Return every line of the material exactly.
[START OF Records for the task]
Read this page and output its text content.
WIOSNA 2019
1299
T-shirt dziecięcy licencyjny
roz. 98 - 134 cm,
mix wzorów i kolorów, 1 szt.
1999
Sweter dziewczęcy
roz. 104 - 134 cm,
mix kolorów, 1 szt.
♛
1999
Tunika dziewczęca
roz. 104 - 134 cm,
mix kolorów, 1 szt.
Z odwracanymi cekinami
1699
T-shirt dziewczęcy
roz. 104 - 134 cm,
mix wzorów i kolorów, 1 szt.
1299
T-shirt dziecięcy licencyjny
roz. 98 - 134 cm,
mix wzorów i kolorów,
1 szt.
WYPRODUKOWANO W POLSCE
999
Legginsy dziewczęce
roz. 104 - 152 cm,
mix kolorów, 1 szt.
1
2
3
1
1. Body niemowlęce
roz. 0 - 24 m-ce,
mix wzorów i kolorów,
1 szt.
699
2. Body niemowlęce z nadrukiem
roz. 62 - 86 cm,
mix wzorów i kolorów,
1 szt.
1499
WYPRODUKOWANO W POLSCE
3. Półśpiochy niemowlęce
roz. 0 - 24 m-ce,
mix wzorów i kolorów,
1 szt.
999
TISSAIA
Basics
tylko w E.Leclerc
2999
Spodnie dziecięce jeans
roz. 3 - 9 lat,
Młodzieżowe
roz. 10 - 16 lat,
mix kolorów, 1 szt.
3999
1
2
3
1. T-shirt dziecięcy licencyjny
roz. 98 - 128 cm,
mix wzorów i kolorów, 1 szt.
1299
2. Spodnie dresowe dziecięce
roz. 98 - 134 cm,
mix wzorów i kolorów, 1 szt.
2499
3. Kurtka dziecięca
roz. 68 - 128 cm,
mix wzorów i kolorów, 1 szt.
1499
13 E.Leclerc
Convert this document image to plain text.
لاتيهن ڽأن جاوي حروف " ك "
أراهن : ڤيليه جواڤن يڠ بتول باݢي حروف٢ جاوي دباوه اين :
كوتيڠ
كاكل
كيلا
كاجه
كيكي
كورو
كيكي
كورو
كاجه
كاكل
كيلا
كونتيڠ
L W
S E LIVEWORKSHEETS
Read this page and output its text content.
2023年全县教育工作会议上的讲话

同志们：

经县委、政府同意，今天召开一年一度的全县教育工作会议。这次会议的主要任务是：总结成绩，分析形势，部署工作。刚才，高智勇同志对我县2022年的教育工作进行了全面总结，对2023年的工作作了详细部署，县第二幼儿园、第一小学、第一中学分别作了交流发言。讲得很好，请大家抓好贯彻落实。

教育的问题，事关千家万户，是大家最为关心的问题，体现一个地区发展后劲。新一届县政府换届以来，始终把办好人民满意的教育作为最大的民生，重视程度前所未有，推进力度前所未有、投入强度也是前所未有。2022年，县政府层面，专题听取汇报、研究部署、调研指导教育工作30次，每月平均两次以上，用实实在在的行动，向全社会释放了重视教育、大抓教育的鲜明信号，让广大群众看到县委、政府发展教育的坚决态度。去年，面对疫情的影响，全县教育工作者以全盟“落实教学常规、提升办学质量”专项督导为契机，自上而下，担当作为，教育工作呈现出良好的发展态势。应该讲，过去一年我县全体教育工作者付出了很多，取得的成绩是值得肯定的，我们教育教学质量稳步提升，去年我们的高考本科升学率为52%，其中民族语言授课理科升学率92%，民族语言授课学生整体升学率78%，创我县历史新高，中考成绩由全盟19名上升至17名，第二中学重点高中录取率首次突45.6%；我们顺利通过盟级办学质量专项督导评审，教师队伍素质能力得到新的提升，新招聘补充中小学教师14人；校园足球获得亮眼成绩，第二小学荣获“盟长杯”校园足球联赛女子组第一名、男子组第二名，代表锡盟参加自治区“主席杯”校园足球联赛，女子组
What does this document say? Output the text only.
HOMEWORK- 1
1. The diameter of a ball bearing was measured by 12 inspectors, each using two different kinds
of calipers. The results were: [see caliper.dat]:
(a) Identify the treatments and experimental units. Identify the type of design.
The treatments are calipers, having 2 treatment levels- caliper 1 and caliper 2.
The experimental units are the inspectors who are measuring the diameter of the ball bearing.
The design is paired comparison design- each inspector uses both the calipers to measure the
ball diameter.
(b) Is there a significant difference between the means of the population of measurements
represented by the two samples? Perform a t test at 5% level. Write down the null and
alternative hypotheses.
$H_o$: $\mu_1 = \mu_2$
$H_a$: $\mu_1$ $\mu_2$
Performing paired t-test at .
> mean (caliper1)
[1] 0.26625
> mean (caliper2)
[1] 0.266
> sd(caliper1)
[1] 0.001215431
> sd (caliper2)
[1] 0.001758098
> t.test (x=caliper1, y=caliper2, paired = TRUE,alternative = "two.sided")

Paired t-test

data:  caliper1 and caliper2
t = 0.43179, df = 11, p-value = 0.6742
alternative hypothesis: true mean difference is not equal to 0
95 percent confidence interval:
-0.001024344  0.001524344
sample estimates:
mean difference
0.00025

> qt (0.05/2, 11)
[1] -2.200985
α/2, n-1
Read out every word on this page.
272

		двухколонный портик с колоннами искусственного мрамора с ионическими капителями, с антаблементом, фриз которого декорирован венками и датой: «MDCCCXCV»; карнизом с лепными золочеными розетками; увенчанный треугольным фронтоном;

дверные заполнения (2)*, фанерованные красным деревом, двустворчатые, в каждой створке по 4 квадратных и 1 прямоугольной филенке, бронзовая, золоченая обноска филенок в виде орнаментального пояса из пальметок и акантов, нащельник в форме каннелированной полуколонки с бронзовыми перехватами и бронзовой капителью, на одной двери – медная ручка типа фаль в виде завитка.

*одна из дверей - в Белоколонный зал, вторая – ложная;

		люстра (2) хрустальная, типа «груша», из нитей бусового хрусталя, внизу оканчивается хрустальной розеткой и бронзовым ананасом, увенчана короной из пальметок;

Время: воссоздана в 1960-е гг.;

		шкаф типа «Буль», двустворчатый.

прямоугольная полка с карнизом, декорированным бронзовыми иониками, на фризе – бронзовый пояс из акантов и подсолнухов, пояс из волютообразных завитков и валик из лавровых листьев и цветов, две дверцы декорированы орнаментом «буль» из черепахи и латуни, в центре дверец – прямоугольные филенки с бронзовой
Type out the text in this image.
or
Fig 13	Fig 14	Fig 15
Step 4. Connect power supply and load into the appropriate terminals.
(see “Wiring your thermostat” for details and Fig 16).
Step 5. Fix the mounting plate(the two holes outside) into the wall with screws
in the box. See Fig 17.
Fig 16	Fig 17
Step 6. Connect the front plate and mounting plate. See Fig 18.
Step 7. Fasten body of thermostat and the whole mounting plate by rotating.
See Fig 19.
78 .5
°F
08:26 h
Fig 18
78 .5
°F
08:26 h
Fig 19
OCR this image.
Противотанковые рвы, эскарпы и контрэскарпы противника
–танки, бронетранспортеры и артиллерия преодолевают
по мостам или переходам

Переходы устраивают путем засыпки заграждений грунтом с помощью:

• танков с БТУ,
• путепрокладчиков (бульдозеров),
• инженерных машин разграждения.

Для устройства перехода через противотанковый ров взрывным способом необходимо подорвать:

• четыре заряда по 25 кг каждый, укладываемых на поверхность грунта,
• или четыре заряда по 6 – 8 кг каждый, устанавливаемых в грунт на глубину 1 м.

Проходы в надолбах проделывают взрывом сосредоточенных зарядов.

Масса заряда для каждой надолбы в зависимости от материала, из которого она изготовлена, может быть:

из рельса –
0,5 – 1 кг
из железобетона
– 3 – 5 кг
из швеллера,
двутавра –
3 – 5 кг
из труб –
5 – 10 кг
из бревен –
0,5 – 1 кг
[END OF Records for the task]
• Solution to this task
Read this page and output its text content.
WIOSNA 2019
1299
T-shirt dziecięcy licencyjny
roz. 98 - 134 cm,
mix wzorów i kolorów, 1 szt.
1999
Sweter dziewczęcy
roz. 104 - 134 cm,
mix kolorów, 1 szt.
♛
1999
Tunika dziewczęca
roz. 104 - 134 cm,
mix kolorów, 1 szt.
Z odwracanymi cekinami
1699
T-shirt dziewczęcy
roz. 104 - 134 cm,
mix wzorów i kolorów, 1 szt.
1299
T-shirt dziecięcy licencyjny
roz. 98 - 134 cm,
mix wzorów i kolorów,
1 szt.
WYPRODUKOWANO W POLSCE
999
Legginsy dziewczęce
roz. 104 - 152 cm,
mix kolorów, 1 szt.
1
2
3
1
1. Body niemowlęce
roz. 0 - 24 m-ce,
mix wzorów i kolorów,
1 szt.
699
2. Body niemowlęce z nadrukiem
roz. 62 - 86 cm,
mix wzorów i kolorów,
1 szt.
1499
WYPRODUKOWANO W POLSCE
3. Półśpiochy niemowlęce
roz. 0 - 24 m-ce,
mix wzorów i kolorów,
1 szt.
999
TISSAIA
Basics
tylko w E.Leclerc
2999
Spodnie dziecięce jeans
roz. 3 - 9 lat,
Młodzieżowe
roz. 10 - 16 lat,
mix kolorów, 1 szt.
3999
1
2
3
1. T-shirt dziecięcy licencyjny
roz. 98 - 128 cm,
mix wzorów i kolorów, 1 szt.
1299
2. Spodnie dresowe dziecięce
roz. 98 - 134 cm,
mix wzorów i kolorów, 1 szt.
2499
3. Kurtka dziecięca
roz. 68 - 128 cm,
mix wzorów i kolorów, 1 szt.
1499
13 E.Leclerc
Convert this document image to plain text.
لاتيهن ڽأن جاوي حروف " ك "
أراهن : ڤيليه جواڤن يڠ بتول باݢي حروف٢ جاوي دباوه اين :
كوتيڠ
كاكل
كيلا
كاجه
كيكي
كورو
كيكي
كورو
كاجه
كاكل
كيلا
كونتيڠ
L W
S E LIVEWORKSHEETS
Read this page and output its text content.
2023年全县教育工作会议上的讲话

同志们：

经县委、政府同意，今天召开一年一度的全县教育工作会议。这次会议的主要任务是：总结成绩，分析形势，部署工作。刚才，高智勇同志对我县2022年的教育工作进行了全面总结，对2023年的工作作了详细部署，县第二幼儿园、第一小学、第一中学分别作了交流发言。讲得很好，请大家抓好贯彻落实。

教育的问题，事关千家万户，是大家最为关心的问题，体现一个地区发展后劲。新一届县政府换届以来，始终把办好人民满意的教育作为最大的民生，重视程度前所未有，推进力度前所未有、投入强度也是前所未有。2022年，县政府层面，专题听取汇报、研究部署、调研指导教育工作30次，每月平均两次以上，用实实在在的行动，向全社会释放了重视教育、大抓教育的鲜明信号，让广大群众看到县委、政府发展教育的坚决态度。去年，面对疫情的影响，全县教育工作者以全盟“落实教学常规、提升办学质量”专项督导为契机，自上而下，担当作为，教育工作呈现出良好的发展态势。应该讲，过去一年我县全体教育工作者付出了很多，取得的成绩是值得肯定的，我们教育教学质量稳步提升，去年我们的高考本科升学率为52%，其中民族语言授课理科升学率92%，民族语言授课学生整体升学率78%，创我县历史新高，中考成绩由全盟19名上升至17名，第二中学重点高中录取率首次突45.6%；我们顺利通过盟级办学质量专项督导评审，教师队伍素质能力得到新的提升，新招聘补充中小学教师14人；校园足球获得亮眼成绩，第二小学荣获“盟长杯”校园足球联赛女子组第一名、男子组第二名，代表锡盟参加自治区“主席杯”校园足球联赛，女子组
What does this document say? Output the text only.
HOMEWORK- 1
1. The diameter of a ball bearing was measured by 12 inspectors, each using two different kinds
of calipers. The results were: [see caliper.dat]:
(a) Identify the treatments and experimental units. Identify the type of design.
The treatments are calipers, having 2 treatment levels- caliper 1 and caliper 2.
The experimental units are the inspectors who are measuring the diameter of the ball bearing.
The design is paired comparison design- each inspector uses both the calipers to measure the
ball diameter.
(b) Is there a significant difference between the means of the population of measurements
represented by the two samples? Perform a t test at 5% level. Write down the null and
alternative hypotheses.
$H_o$: $\mu_1 = \mu_2$
$H_a$: $\mu_1$ $\mu_2$
Performing paired t-test at .
> mean (caliper1)
[1] 0.26625
> mean (caliper2)
[1] 0.266
> sd(caliper1)
[1] 0.001215431
> sd (caliper2)
[1] 0.001758098
> t.test (x=caliper1, y=caliper2, paired = TRUE,alternative = "two.sided")

Paired t-test

data:  caliper1 and caliper2
t = 0.43179, df = 11, p-value = 0.6742
alternative hypothesis: true mean difference is not equal to 0
95 percent confidence interval:
-0.001024344  0.001524344
sample estimates:
mean difference
0.00025

> qt (0.05/2, 11)
[1] -2.200985
α/2, n-1
Read out every word on this page.
272

		двухколонный портик с колоннами искусственного мрамора с ионическими капителями, с антаблементом, фриз которого декорирован венками и датой: «MDCCCXCV»; карнизом с лепными золочеными розетками; увенчанный треугольным фронтоном;

дверные заполнения (2)*, фанерованные красным деревом, двустворчатые, в каждой створке по 4 квадратных и 1 прямоугольной филенке, бронзовая, золоченая обноска филенок в виде орнаментального пояса из пальметок и акантов, нащельник в форме каннелированной полуколонки с бронзовыми перехватами и бронзовой капителью, на одной двери – медная ручка типа фаль в виде завитка.

*одна из дверей - в Белоколонный зал, вторая – ложная;

		люстра (2) хрустальная, типа «груша», из нитей бусового хрусталя, внизу оканчивается хрустальной розеткой и бронзовым ананасом, увенчана короной из пальметок;

Время: воссоздана в 1960-е гг.;

		шкаф типа «Буль», двустворчатый.

прямоугольная полка с карнизом, декорированным бронзовыми иониками, на фризе – бронзовый пояс из акантов и подсолнухов, пояс из волютообразных завитков и валик из лавровых листьев и цветов, две дверцы декорированы орнаментом «буль» из черепахи и латуни, в центре дверец – прямоугольные филенки с бронзовой
Type out the text in this image.
or
Fig 13	Fig 14	Fig 15
Step 4. Connect power supply and load into the appropriate terminals.
(see “Wiring your thermostat” for details and Fig 16).
Step 5. Fix the mounting plate(the two holes outside) into the wall with screws
in the box. See Fig 17.
Fig 16	Fig 17
Step 6. Connect the front plate and mounting plate. See Fig 18.
Step 7. Fasten body of thermostat and the whole mounting plate by rotating.
See Fig 19.
78 .5
°F
08:26 h
Fig 18
78 .5
°F
08:26 h
Fig 19
OCR this image.
Противотанковые рвы, эскарпы и контрэскарпы противника
–танки, бронетранспортеры и артиллерия преодолевают
по мостам или переходам

Переходы устраивают путем засыпки заграждений грунтом с помощью:

• танков с БТУ,
• путепрокладчиков (бульдозеров),
• инженерных машин разграждения.

Для устройства перехода через противотанковый ров взрывным способом необходимо подорвать:

• четыре заряда по 25 кг каждый, укладываемых на поверхность грунта,
• или четыре заряда по 6 – 8 кг каждый, устанавливаемых в грунт на глубину 1 м.

Проходы в надолбах проделывают взрывом сосредоточенных зарядов.

Масса заряда для каждой надолбы в зависимости от материала, из которого она изготовлена, может быть:

из рельса –
0,5 – 1 кг
из железобетона
– 3 – 5 кг
из швеллера,
двутавра –
3 – 5 кг
из труб –
5 – 10 кг
из бревен –
0,5 – 1 кг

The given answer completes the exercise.